> [Objectif de l'exercice]:
Reproduisez mot pour mot le passage de l'extrait sur les CDD qui s'ouvre sur les mots contenant « Ce n’est ni » et se ferme sur « code du travail. ».

> [Extrait de page]:

╔══

Pour le reste, on sait très bien que, dans certains secteurs, on emploie systématiquement des salariés en CDD. Ainsi utilise-t-on un salarié pendant six mois ou un an, puis on le met à la porte au terme de son contrat, sans que cela ait un quelconque rapport avec la qualité de son travail, et l’on embauche un nouveau salarié pour réaliser le même travail.
Ce n’est ni plus ni moins qu’un dévoiement de la philosophie du CDD, dévoiement implicitement encouragé puisque les entreprises qui ont massivement recours aux CDD sont avantagées en matière de paiement de cotisations et de divers assujettissements.
Le présent amendement vise donc à rétablir l’équilibre, en assujettissant à une taxe de précarité, perçue au profit du Fonds national de péréquation de la taxe professionnelle, les entreprises qui ne méritent pas le titre d’entreprises citoyennes, car elles se développent sur le dos de celles qui respectent le code du travail.

╚══

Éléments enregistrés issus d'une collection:
╔══

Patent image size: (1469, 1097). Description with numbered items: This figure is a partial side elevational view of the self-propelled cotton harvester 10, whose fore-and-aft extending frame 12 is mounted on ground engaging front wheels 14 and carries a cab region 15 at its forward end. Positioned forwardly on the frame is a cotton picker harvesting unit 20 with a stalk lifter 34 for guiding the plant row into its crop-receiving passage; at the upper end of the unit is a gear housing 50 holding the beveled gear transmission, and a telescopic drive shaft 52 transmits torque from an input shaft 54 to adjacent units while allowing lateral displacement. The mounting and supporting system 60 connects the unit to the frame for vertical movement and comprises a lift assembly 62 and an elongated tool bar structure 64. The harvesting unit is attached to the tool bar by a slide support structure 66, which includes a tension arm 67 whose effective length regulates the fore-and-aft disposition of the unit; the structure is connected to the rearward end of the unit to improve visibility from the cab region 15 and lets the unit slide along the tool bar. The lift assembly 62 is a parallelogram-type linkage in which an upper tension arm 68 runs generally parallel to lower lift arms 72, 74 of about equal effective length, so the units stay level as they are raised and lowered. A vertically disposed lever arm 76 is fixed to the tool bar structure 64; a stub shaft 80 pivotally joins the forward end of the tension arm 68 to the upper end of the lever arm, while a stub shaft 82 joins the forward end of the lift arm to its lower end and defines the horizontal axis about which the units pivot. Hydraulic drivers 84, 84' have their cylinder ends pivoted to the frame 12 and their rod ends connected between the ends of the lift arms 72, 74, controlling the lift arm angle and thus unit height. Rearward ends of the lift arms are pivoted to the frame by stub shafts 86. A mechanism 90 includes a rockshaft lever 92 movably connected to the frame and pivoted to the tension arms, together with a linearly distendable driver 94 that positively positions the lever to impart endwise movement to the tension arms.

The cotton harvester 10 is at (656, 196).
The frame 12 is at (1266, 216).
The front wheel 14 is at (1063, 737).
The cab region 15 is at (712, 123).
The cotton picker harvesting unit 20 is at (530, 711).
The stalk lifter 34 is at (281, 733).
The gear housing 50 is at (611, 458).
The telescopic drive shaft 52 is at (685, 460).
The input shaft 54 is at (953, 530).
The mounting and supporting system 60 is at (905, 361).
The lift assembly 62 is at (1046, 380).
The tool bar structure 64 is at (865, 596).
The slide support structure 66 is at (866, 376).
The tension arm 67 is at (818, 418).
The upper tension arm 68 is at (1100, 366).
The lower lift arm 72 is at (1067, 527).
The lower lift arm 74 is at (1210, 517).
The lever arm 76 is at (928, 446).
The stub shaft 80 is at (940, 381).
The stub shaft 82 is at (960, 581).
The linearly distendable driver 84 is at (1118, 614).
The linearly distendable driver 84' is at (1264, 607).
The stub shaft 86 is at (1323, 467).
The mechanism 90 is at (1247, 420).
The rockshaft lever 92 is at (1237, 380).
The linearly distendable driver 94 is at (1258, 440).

╚══

> [Réponse]:
Ce n’est ni plus ni moins qu’un dévoiement de la philosophie du CDD, dévoiement implicitement encouragé puisque les entreprises qui ont massivement recours aux CDD sont avantagées en matière de paiement de cotisations et de divers assujettissements.
Le présent amendement vise donc à rétablir l’équilibre, en assujettissant à une taxe de précarité, perçue au profit du Fonds national de péréquation de la taxe professionnelle, les entreprises qui ne méritent pas le titre d’entreprises citoyennes, car elles se développent sur le dos de celles qui respectent le code du travail.